Given problem:
Take down each entry exactly as written.

Data provided:
§

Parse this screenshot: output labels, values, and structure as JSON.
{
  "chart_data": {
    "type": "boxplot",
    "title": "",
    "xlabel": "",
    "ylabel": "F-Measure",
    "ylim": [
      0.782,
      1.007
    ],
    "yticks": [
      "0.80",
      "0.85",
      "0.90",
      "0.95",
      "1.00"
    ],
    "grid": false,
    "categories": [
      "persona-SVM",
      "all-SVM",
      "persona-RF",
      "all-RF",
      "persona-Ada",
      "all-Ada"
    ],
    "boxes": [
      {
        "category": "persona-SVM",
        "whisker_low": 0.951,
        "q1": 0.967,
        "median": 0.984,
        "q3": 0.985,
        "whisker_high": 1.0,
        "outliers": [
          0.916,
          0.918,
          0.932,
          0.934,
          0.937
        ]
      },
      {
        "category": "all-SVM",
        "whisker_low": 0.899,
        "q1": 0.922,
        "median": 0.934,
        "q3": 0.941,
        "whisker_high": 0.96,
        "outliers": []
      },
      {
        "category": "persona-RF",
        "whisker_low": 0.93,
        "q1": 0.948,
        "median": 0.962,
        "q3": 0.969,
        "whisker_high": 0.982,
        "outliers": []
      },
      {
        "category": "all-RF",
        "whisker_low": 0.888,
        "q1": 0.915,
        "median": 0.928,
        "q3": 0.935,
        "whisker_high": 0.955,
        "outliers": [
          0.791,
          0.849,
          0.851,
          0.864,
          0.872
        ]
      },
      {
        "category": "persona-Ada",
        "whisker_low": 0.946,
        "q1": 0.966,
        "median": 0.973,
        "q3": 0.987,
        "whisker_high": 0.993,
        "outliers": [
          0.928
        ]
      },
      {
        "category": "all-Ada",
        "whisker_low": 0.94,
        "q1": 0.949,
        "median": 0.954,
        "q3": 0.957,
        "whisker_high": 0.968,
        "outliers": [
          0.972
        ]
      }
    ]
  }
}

§

Output for this exercise:
Parse this screenshot: output labels, values, and structure as JSON.
{
  "chart_data": {
    "type": "boxplot",
    "title": "",
    "xlabel": "",
    "ylabel": "F-Measure",
    "ylim": [
      0.782,
      1.007
    ],
    "yticks": [
      "0.80",
      "0.85",
      "0.90",
      "0.95",
      "1.00"
    ],
    "grid": false,
    "categories": [
      "persona-SVM",
      "all-SVM",
      "persona-RF",
      "all-RF",
      "persona-Ada",
      "all-Ada"
    ],
    "boxes": [
      {
        "category": "persona-SVM",
        "whisker_low": 0.951,
        "q1": 0.967,
        "median": 0.984,
        "q3": 0.985,
        "whisker_high": 1.0,
        "outliers": [
          0.916,
          0.918,
          0.932,
          0.934,
          0.937
        ]
      },
      {
        "category": "all-SVM",
        "whisker_low": 0.899,
        "q1": 0.922,
        "median": 0.934,
        "q3": 0.941,
        "whisker_high": 0.96,
        "outliers": []
      },
      {
        "category": "persona-RF",
        "whisker_low": 0.93,
        "q1": 0.948,
        "median": 0.962,
        "q3": 0.969,
        "whisker_high": 0.982,
        "outliers": []
      },
      {
        "category": "all-RF",
        "whisker_low": 0.888,
        "q1": 0.915,
        "median": 0.928,
        "q3": 0.935,
        "whisker_high": 0.955,
        "outliers": [
          0.791,
          0.849,
          0.851,
          0.864,
          0.872
        ]
      },
      {
        "category": "persona-Ada",
        "whisker_low": 0.946,
        "q1": 0.966,
        "median": 0.973,
        "q3": 0.987,
        "whisker_high": 0.993,
        "outliers": [
          0.928
        ]
      },
      {
        "category": "all-Ada",
        "whisker_low": 0.94,
        "q1": 0.949,
        "median": 0.954,
        "q3": 0.957,
        "whisker_high": 0.968,
        "outliers": [
          0.972
        ]
      }
    ]
  }
}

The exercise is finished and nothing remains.